#### STORED ROWS
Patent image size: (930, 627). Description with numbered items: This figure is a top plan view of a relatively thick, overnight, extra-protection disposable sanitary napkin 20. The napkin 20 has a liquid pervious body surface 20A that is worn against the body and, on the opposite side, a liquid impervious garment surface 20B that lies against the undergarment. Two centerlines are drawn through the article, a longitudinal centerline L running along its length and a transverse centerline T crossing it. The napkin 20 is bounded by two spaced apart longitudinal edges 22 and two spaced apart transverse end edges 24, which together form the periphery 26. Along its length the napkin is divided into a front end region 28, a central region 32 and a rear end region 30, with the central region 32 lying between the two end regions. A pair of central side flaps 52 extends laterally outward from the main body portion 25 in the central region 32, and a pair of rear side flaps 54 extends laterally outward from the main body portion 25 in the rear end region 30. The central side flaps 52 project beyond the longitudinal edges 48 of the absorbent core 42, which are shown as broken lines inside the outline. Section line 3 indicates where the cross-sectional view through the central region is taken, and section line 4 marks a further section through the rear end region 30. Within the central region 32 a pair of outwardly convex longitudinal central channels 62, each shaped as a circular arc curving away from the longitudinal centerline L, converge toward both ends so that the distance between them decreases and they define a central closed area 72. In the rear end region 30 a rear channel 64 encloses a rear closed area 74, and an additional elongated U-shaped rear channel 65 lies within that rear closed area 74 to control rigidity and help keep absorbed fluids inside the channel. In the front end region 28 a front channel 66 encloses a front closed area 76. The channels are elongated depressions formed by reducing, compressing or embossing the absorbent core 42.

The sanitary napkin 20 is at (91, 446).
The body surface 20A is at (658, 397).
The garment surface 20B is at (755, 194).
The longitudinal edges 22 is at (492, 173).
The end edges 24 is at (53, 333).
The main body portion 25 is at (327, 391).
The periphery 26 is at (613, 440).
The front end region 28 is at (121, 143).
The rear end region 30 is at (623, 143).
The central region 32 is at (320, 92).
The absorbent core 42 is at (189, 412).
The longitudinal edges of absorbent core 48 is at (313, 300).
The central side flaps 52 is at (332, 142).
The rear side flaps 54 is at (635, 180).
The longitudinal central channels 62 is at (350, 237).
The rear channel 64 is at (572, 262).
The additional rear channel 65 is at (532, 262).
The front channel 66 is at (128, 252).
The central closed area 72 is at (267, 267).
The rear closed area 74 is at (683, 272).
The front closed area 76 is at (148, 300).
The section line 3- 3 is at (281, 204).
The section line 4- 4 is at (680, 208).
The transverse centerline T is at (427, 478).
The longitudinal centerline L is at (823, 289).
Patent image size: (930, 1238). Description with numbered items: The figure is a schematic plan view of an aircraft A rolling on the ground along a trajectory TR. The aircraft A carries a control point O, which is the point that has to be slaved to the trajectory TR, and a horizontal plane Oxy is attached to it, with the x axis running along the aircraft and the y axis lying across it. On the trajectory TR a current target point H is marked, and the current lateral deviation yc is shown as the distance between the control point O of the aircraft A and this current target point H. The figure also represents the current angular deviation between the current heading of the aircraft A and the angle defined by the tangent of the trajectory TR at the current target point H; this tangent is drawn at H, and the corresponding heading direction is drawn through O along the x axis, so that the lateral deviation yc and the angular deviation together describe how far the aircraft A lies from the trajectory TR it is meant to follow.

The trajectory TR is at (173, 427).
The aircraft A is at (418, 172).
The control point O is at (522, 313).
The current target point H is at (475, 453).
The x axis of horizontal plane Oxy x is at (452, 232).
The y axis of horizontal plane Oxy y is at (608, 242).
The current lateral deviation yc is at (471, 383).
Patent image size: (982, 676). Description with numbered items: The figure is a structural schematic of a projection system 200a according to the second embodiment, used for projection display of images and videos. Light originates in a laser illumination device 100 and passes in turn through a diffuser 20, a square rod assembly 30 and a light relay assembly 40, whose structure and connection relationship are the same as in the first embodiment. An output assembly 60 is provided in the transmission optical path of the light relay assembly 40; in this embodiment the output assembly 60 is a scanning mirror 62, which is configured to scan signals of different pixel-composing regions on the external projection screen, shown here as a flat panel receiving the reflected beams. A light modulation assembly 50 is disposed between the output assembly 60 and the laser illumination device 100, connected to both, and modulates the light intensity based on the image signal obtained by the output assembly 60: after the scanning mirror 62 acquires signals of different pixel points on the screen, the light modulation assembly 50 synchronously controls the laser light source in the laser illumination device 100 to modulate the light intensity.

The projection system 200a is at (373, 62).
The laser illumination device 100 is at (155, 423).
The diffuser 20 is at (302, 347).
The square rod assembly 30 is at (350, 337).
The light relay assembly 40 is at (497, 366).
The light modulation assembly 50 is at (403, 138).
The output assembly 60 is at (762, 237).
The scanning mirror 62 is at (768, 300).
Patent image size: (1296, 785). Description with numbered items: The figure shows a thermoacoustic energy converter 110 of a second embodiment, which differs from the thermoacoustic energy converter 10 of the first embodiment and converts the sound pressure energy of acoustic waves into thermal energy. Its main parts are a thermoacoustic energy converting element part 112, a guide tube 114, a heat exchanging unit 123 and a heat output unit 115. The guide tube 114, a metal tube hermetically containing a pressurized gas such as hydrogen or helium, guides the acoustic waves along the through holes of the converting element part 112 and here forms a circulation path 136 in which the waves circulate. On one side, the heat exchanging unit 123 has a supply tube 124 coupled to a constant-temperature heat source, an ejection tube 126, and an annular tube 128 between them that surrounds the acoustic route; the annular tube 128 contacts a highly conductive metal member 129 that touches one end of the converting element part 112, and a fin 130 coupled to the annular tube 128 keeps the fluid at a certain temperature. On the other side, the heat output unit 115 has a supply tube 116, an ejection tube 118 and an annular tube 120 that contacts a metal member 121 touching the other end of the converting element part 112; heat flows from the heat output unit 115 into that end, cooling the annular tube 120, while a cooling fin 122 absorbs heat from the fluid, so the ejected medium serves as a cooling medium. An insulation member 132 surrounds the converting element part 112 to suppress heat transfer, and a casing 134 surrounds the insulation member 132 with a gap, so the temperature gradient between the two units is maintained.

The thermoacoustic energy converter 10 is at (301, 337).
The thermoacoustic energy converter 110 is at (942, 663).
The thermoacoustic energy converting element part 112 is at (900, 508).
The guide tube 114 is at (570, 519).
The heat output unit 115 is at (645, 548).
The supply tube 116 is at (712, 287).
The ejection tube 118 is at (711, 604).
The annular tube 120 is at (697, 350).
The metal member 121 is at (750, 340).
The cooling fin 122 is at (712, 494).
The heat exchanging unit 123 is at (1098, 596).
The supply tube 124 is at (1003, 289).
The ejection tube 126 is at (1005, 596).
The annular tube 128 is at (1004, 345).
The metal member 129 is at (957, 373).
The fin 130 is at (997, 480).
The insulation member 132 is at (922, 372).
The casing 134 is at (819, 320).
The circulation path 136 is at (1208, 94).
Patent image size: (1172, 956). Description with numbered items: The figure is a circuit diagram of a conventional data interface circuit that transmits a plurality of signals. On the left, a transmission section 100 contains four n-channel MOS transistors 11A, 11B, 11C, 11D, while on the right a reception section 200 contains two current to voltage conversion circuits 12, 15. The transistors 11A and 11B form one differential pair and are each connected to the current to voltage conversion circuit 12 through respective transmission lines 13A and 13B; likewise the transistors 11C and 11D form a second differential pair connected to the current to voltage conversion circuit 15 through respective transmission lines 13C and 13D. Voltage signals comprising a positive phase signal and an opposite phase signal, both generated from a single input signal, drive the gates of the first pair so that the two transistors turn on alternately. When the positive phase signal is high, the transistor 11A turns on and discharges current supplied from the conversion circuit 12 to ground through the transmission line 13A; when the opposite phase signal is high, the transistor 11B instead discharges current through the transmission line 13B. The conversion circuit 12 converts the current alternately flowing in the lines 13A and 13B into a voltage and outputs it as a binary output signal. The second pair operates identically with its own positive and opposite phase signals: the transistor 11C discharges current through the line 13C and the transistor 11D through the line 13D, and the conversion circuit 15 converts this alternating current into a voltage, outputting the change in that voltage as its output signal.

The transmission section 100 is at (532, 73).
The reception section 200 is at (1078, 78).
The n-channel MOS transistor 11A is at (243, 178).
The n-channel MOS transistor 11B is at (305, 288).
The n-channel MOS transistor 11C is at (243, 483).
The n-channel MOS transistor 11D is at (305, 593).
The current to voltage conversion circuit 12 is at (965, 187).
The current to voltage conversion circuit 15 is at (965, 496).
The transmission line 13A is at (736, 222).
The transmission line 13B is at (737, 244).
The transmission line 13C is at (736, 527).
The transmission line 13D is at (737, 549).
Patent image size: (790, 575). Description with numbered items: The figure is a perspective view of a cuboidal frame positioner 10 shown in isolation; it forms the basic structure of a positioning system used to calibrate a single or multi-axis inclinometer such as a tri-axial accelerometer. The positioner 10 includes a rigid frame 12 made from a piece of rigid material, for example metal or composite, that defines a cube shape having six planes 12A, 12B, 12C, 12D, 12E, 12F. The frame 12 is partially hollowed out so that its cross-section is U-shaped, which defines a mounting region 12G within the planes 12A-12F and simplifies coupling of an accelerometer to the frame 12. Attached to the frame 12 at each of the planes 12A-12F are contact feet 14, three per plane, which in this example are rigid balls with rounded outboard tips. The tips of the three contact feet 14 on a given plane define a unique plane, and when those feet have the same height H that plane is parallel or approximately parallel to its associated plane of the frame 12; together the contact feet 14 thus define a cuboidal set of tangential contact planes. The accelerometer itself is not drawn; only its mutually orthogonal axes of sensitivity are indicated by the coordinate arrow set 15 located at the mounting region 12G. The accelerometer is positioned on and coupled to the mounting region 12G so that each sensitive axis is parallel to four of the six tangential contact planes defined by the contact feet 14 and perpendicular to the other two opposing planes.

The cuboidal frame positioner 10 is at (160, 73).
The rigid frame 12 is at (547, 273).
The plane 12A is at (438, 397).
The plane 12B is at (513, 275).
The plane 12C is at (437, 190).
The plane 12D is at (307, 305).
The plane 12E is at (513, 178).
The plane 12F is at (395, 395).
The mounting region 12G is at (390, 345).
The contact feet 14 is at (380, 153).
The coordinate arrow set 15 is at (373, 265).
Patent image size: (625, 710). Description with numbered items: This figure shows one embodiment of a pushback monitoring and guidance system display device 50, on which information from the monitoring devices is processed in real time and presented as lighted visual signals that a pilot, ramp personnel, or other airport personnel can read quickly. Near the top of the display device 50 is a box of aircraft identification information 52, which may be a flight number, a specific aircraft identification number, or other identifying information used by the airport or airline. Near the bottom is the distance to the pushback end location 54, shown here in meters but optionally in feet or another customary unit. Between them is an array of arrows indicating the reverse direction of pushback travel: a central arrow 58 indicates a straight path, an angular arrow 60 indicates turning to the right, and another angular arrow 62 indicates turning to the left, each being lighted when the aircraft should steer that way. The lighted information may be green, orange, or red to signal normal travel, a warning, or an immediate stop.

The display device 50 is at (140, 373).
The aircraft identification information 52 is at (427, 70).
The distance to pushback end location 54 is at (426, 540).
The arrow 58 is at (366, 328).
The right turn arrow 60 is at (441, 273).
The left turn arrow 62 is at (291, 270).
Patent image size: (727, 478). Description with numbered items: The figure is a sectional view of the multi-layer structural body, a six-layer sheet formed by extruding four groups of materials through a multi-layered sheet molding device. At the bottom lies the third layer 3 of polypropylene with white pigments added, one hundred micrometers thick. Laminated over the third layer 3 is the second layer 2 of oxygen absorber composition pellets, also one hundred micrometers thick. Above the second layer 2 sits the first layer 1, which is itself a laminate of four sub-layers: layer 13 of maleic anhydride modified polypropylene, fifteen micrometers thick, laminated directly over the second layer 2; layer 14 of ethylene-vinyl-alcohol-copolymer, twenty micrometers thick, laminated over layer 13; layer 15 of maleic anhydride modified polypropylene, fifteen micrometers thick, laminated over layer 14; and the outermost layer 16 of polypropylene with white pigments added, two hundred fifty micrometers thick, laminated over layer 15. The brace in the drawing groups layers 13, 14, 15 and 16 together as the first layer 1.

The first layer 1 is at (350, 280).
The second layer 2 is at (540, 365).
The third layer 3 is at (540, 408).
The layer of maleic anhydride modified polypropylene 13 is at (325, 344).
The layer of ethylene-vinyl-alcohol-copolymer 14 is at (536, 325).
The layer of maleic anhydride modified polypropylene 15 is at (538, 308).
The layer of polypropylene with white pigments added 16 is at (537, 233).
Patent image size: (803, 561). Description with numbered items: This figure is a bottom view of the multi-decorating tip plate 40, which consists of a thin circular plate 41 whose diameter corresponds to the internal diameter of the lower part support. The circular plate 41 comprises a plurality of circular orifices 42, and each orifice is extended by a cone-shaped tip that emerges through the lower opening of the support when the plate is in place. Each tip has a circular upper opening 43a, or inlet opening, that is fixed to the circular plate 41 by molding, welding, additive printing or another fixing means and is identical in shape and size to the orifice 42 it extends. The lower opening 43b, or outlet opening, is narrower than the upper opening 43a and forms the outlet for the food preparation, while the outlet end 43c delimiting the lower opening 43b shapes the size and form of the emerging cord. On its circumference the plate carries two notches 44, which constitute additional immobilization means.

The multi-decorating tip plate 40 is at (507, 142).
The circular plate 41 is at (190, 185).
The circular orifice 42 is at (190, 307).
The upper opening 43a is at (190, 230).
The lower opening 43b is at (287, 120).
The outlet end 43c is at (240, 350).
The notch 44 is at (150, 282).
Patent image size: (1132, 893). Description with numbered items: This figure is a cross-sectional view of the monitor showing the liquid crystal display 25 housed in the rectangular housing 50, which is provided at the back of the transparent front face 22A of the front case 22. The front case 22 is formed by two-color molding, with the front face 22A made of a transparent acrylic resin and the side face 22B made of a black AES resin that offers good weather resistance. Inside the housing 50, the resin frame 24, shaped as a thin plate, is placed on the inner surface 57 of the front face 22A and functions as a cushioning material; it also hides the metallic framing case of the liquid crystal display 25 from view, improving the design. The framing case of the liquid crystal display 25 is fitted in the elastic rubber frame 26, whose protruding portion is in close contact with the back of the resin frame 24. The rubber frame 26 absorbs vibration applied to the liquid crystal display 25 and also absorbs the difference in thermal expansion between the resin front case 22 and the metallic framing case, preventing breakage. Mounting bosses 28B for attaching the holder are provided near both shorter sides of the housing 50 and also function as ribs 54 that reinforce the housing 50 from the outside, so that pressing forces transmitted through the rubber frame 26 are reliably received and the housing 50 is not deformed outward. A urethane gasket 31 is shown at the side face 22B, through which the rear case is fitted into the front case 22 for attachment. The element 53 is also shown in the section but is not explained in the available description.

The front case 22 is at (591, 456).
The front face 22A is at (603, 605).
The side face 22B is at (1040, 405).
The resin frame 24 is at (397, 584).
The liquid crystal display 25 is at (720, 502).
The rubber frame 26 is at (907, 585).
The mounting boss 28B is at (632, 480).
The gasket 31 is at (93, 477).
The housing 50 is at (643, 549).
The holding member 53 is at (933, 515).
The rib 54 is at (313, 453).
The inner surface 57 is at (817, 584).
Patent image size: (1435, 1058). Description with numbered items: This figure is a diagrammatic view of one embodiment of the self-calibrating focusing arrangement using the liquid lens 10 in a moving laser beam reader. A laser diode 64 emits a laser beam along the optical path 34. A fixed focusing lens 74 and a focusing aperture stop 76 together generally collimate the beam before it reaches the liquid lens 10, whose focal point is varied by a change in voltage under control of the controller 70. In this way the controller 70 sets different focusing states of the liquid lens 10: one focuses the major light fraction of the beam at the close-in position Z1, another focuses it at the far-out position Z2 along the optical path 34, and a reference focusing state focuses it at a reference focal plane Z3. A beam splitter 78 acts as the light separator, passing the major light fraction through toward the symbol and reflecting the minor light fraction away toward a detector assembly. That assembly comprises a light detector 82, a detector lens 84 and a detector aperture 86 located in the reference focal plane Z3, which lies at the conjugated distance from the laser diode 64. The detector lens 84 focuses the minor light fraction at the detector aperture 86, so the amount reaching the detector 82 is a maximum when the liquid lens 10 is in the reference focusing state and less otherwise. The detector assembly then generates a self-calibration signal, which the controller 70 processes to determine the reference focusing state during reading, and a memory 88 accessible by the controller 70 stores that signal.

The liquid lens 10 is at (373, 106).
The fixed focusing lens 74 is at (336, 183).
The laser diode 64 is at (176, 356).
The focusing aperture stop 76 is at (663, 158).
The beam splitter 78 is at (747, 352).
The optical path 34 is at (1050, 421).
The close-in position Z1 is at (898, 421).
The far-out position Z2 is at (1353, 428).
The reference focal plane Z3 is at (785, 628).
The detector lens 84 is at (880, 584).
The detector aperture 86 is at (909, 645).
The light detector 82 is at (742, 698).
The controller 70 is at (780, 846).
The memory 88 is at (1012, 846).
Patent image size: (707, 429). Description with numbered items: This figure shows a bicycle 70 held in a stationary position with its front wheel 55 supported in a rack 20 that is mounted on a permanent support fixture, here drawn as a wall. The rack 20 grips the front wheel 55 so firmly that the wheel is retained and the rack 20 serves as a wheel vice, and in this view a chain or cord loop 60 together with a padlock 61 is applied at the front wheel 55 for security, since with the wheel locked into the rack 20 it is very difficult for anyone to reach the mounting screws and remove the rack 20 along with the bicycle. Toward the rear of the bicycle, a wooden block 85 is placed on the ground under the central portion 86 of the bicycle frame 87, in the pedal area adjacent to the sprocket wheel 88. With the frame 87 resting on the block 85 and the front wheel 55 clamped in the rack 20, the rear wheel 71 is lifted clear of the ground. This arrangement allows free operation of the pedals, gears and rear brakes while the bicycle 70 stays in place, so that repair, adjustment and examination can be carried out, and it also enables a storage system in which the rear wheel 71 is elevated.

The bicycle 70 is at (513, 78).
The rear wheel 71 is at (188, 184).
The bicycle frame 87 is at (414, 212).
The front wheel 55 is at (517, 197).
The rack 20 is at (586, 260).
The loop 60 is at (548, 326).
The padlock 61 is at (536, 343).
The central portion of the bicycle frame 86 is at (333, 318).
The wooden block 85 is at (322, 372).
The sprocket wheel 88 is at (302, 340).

#### WHAT TO DO
Rewrite the lines of the material as a Markdown table with the columns Row and Material line, starting at the line that contains "Patent image size: (803, 561)." and ending at the line that contains "The outlet end 43c is at (240, 350).". Number each row and leave out blank lines.

#### WRITTEN ANSWER
| Row | Material line |
|---|---|
| 1 | Patent image size: (803, 561). Description with numbered items: This figure is a bottom view of the multi-decorating tip plate 40, which consists of a thin circular plate 41 whose diameter corresponds to the internal diameter of the lower part support. The circular plate 41 comprises a plurality of circular orifices 42, and each orifice is extended by a cone-shaped tip that emerges through the lower opening of the support when the plate is in place. Each tip has a circular upper opening 43a, or inlet opening, that is fixed to the circular plate 41 by molding, welding, additive printing or another fixing means and is identical in shape and size to the orifice 42 it extends. The lower opening 43b, or outlet opening, is narrower than the upper opening 43a and forms the outlet for the food preparation, while the outlet end 43c delimiting the lower opening 43b shapes the size and form of the emerging cord. On its circumference the plate carries two notches 44, which constitute additional immobilization means. |
| 2 | The multi-decorating tip plate 40 is at (507, 142). |
| 3 | The circular plate 41 is at (190, 185). |
| 4 | The circular orifice 42 is at (190, 307). |
| 5 | The upper opening 43a is at (190, 230). |
| 6 | The lower opening 43b is at (287, 120). |
| 7 | The outlet end 43c is at (240, 350). |